## WHAT IS ASKED:
Set out every line of the records below as a numbered list, omitting any blank lines.

..........

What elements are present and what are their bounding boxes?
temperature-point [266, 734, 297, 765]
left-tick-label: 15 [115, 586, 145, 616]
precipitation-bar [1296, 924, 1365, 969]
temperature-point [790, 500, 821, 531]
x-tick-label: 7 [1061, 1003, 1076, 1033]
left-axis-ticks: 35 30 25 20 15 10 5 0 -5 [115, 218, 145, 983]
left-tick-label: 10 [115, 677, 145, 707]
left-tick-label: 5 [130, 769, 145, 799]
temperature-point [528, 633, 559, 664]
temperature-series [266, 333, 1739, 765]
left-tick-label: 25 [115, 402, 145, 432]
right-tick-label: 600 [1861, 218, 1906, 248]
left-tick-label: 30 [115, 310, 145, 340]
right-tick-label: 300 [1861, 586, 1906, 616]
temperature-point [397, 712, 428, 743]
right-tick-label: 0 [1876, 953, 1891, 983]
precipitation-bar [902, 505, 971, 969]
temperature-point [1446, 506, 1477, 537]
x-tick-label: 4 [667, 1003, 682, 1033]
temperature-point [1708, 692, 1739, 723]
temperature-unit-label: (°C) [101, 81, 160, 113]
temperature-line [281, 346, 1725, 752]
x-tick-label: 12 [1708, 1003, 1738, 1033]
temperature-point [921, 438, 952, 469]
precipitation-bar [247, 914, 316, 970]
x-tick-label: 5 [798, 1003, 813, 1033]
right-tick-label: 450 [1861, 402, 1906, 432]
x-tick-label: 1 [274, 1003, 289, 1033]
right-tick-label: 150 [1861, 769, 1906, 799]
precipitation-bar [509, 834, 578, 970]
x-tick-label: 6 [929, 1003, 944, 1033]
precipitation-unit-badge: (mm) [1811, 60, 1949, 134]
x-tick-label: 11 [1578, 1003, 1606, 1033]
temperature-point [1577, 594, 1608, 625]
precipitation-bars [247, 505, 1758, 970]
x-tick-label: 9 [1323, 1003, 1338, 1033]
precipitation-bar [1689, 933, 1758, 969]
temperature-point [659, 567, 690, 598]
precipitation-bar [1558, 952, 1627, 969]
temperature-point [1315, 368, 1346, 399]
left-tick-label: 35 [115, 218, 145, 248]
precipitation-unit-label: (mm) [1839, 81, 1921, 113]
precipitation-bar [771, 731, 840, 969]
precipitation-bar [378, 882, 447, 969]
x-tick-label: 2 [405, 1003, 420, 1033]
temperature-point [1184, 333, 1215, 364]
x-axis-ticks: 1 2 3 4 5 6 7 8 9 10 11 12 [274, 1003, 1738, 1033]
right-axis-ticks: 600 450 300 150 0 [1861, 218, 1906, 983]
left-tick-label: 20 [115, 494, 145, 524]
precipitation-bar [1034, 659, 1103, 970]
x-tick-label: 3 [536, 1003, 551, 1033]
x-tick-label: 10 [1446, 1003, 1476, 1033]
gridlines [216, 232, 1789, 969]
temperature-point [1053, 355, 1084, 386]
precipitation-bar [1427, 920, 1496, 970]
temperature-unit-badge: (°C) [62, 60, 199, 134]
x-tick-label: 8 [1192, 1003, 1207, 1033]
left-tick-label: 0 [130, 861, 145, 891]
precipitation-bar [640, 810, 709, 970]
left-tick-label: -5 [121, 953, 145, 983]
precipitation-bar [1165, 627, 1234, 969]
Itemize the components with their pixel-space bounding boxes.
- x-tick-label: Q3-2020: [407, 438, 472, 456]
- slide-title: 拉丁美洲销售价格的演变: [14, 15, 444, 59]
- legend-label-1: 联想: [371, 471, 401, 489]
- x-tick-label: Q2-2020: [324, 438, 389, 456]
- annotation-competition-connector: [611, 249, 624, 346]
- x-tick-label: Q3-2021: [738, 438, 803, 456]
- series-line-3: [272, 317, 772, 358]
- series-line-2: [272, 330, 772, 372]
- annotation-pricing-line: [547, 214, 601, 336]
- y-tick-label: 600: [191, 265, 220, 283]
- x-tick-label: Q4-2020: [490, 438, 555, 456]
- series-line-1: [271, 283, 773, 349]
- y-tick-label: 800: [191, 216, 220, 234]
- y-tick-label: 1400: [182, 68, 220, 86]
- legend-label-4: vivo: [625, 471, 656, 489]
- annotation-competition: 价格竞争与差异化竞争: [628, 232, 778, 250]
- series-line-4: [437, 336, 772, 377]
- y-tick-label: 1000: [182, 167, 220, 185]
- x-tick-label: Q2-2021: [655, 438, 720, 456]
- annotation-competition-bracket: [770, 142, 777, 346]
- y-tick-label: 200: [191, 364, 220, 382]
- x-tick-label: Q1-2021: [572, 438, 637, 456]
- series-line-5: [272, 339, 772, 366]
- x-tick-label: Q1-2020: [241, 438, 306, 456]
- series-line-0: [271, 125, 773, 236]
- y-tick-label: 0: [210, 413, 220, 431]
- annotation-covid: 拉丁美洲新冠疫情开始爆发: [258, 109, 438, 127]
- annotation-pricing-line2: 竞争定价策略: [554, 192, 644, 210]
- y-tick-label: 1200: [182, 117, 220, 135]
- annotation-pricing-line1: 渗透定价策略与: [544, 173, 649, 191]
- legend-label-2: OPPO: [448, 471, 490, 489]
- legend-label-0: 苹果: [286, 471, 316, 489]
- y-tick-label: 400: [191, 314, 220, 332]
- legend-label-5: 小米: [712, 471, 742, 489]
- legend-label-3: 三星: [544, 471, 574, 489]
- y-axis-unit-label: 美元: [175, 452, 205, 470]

..........

## THE COMPLETED TASK:
1. What elements are present and what are their bounding boxes?
2. temperature-point [266, 734, 297, 765]
3. left-tick-label: 15 [115, 586, 145, 616]
4. precipitation-bar [1296, 924, 1365, 969]
5. temperature-point [790, 500, 821, 531]
6. x-tick-label: 7 [1061, 1003, 1076, 1033]
7. left-axis-ticks: 35 30 25 20 15 10 5 0 -5 [115, 218, 145, 983]
8. left-tick-label: 10 [115, 677, 145, 707]
9. left-tick-label: 5 [130, 769, 145, 799]
10. temperature-point [528, 633, 559, 664]
11. temperature-series [266, 333, 1739, 765]
12. left-tick-label: 25 [115, 402, 145, 432]
13. right-tick-label: 600 [1861, 218, 1906, 248]
14. left-tick-label: 30 [115, 310, 145, 340]
15. right-tick-label: 300 [1861, 586, 1906, 616]
16. temperature-point [397, 712, 428, 743]
17. right-tick-label: 0 [1876, 953, 1891, 983]
18. precipitation-bar [902, 505, 971, 969]
19. temperature-point [1446, 506, 1477, 537]
20. x-tick-label: 4 [667, 1003, 682, 1033]
21. temperature-point [1708, 692, 1739, 723]
22. temperature-unit-label: (°C) [101, 81, 160, 113]
23. temperature-line [281, 346, 1725, 752]
24. x-tick-label: 12 [1708, 1003, 1738, 1033]
25. temperature-point [921, 438, 952, 469]
26. precipitation-bar [247, 914, 316, 970]
27. x-tick-label: 5 [798, 1003, 813, 1033]
28. right-tick-label: 450 [1861, 402, 1906, 432]
29. x-tick-label: 1 [274, 1003, 289, 1033]
30. right-tick-label: 150 [1861, 769, 1906, 799]
31. precipitation-bar [509, 834, 578, 970]
32. x-tick-label: 6 [929, 1003, 944, 1033]
33. precipitation-unit-badge: (mm) [1811, 60, 1949, 134]
34. x-tick-label: 11 [1578, 1003, 1606, 1033]
35. temperature-point [1577, 594, 1608, 625]
36. precipitation-bars [247, 505, 1758, 970]
37. x-tick-label: 9 [1323, 1003, 1338, 1033]
38. precipitation-bar [1689, 933, 1758, 969]
39. temperature-point [659, 567, 690, 598]
40. precipitation-bar [1558, 952, 1627, 969]
41. temperature-point [1315, 368, 1346, 399]
42. left-tick-label: 35 [115, 218, 145, 248]
43. precipitation-unit-label: (mm) [1839, 81, 1921, 113]
44. precipitation-bar [771, 731, 840, 969]
45. precipitation-bar [378, 882, 447, 969]
46. x-tick-label: 2 [405, 1003, 420, 1033]
47. temperature-point [1184, 333, 1215, 364]
48. x-axis-ticks: 1 2 3 4 5 6 7 8 9 10 11 12 [274, 1003, 1738, 1033]
49. right-axis-ticks: 600 450 300 150 0 [1861, 218, 1906, 983]
50. left-tick-label: 20 [115, 494, 145, 524]
51. precipitation-bar [1034, 659, 1103, 970]
52. x-tick-label: 3 [536, 1003, 551, 1033]
53. x-tick-label: 10 [1446, 1003, 1476, 1033]
54. gridlines [216, 232, 1789, 969]
55. temperature-point [1053, 355, 1084, 386]
56. precipitation-bar [1427, 920, 1496, 970]
57. temperature-unit-badge: (°C) [62, 60, 199, 134]
58. x-tick-label: 8 [1192, 1003, 1207, 1033]
59. left-tick-label: 0 [130, 861, 145, 891]
60. precipitation-bar [640, 810, 709, 970]
61. left-tick-label: -5 [121, 953, 145, 983]
62. precipitation-bar [1165, 627, 1234, 969]
63. Itemize the components with their pixel-space bounding boxes.
64. - x-tick-label: Q3-2020: [407, 438, 472, 456]
65. - slide-title: 拉丁美洲销售价格的演变: [14, 15, 444, 59]
66. - legend-label-1: 联想: [371, 471, 401, 489]
67. - x-tick-label: Q2-2020: [324, 438, 389, 456]
68. - annotation-competition-connector: [611, 249, 624, 346]
69. - x-tick-label: Q3-2021: [738, 438, 803, 456]
70. - series-line-3: [272, 317, 772, 358]
71. - series-line-2: [272, 330, 772, 372]
72. - annotation-pricing-line: [547, 214, 601, 336]
73. - y-tick-label: 600: [191, 265, 220, 283]
74. - x-tick-label: Q4-2020: [490, 438, 555, 456]
75. - series-line-1: [271, 283, 773, 349]
76. - y-tick-label: 800: [191, 216, 220, 234]
77. - y-tick-label: 1400: [182, 68, 220, 86]
78. - legend-label-4: vivo: [625, 471, 656, 489]
79. - annotation-competition: 价格竞争与差异化竞争: [628, 232, 778, 250]
80. - series-line-4: [437, 336, 772, 377]
81. - y-tick-label: 1000: [182, 167, 220, 185]
82. - x-tick-label: Q2-2021: [655, 438, 720, 456]
83. - annotation-competition-bracket: [770, 142, 777, 346]
84. - y-tick-label: 200: [191, 364, 220, 382]
85. - x-tick-label: Q1-2021: [572, 438, 637, 456]
86. - series-line-5: [272, 339, 772, 366]
87. - x-tick-label: Q1-2020: [241, 438, 306, 456]
88. - series-line-0: [271, 125, 773, 236]
89. - y-tick-label: 0: [210, 413, 220, 431]
90. - annotation-covid: 拉丁美洲新冠疫情开始爆发: [258, 109, 438, 127]
91. - annotation-pricing-line2: 竞争定价策略: [554, 192, 644, 210]
92. - y-tick-label: 1200: [182, 117, 220, 135]
93. - annotation-pricing-line1: 渗透定价策略与: [544, 173, 649, 191]
94. - legend-label-2: OPPO: [448, 471, 490, 489]
95. - legend-label-0: 苹果: [286, 471, 316, 489]
96. - y-tick-label: 400: [191, 314, 220, 332]
97. - legend-label-5: 小米: [712, 471, 742, 489]
98. - legend-label-3: 三星: [544, 471, 574, 489]
99. - y-axis-unit-label: 美元: [175, 452, 205, 470]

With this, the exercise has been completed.